● **Record extracts**:
--

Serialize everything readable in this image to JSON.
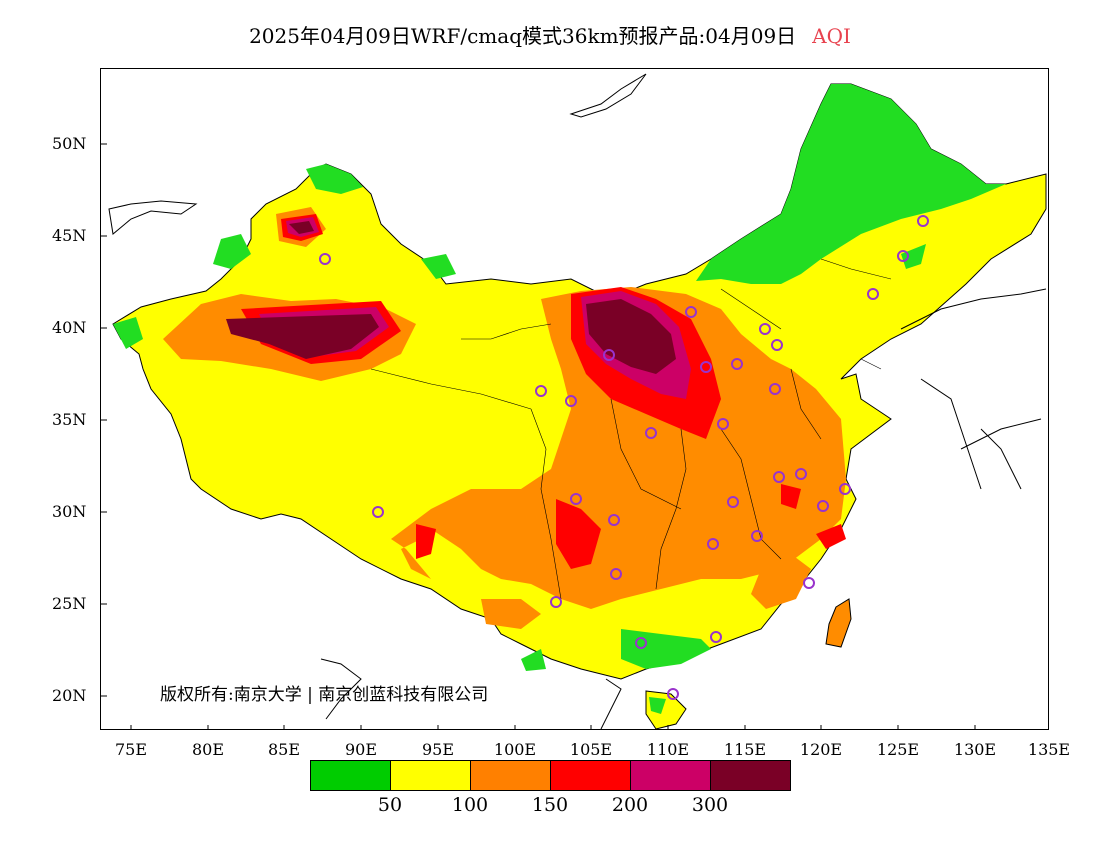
{
  "title": {
    "main": "2025年04月09日WRF/cmaq模式36km预报产品:04月09日",
    "variable": "AQI"
  },
  "axes": {
    "y_labels": [
      "50N",
      "45N",
      "40N",
      "35N",
      "30N",
      "25N",
      "20N"
    ],
    "x_labels": [
      "75E",
      "80E",
      "85E",
      "90E",
      "95E",
      "100E",
      "105E",
      "110E",
      "115E",
      "120E",
      "125E",
      "130E",
      "135E"
    ]
  },
  "copyright": "版权所有:南京大学 | 南京创蓝科技有限公司",
  "legend": {
    "colors": [
      "#00cc00",
      "#ffff00",
      "#ff8000",
      "#ff0000",
      "#cc0066",
      "#7a0026"
    ],
    "labels": [
      "50",
      "100",
      "150",
      "200",
      "300"
    ]
  },
  "map": {
    "land_color": "#ffff00",
    "colors": {
      "good": "#22dd22",
      "moderate": "#ffff00",
      "sensitive": "#ff8c00",
      "unhealthy": "#ff0000",
      "very_unhealthy": "#cc0066",
      "hazardous": "#7a0026",
      "marker": "#9933cc"
    }
  }
}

--

● **Given problem**: Using the data above, write out every line exactly, leaving the images behind.

● **Solution to the problem**:
Serialize everything readable in this image to JSON.
{
  "title": {
    "main": "2025年04月09日WRF/cmaq模式36km预报产品:04月09日",
    "variable": "AQI"
  },
  "axes": {
    "y_labels": [
      "50N",
      "45N",
      "40N",
      "35N",
      "30N",
      "25N",
      "20N"
    ],
    "x_labels": [
      "75E",
      "80E",
      "85E",
      "90E",
      "95E",
      "100E",
      "105E",
      "110E",
      "115E",
      "120E",
      "125E",
      "130E",
      "135E"
    ]
  },
  "copyright": "版权所有:南京大学 | 南京创蓝科技有限公司",
  "legend": {
    "colors": [
      "#00cc00",
      "#ffff00",
      "#ff8000",
      "#ff0000",
      "#cc0066",
      "#7a0026"
    ],
    "labels": [
      "50",
      "100",
      "150",
      "200",
      "300"
    ]
  },
  "map": {
    "land_color": "#ffff00",
    "colors": {
      "good": "#22dd22",
      "moderate": "#ffff00",
      "sensitive": "#ff8c00",
      "unhealthy": "#ff0000",
      "very_unhealthy": "#cc0066",
      "hazardous": "#7a0026",
      "marker": "#9933cc"
    }
  }
}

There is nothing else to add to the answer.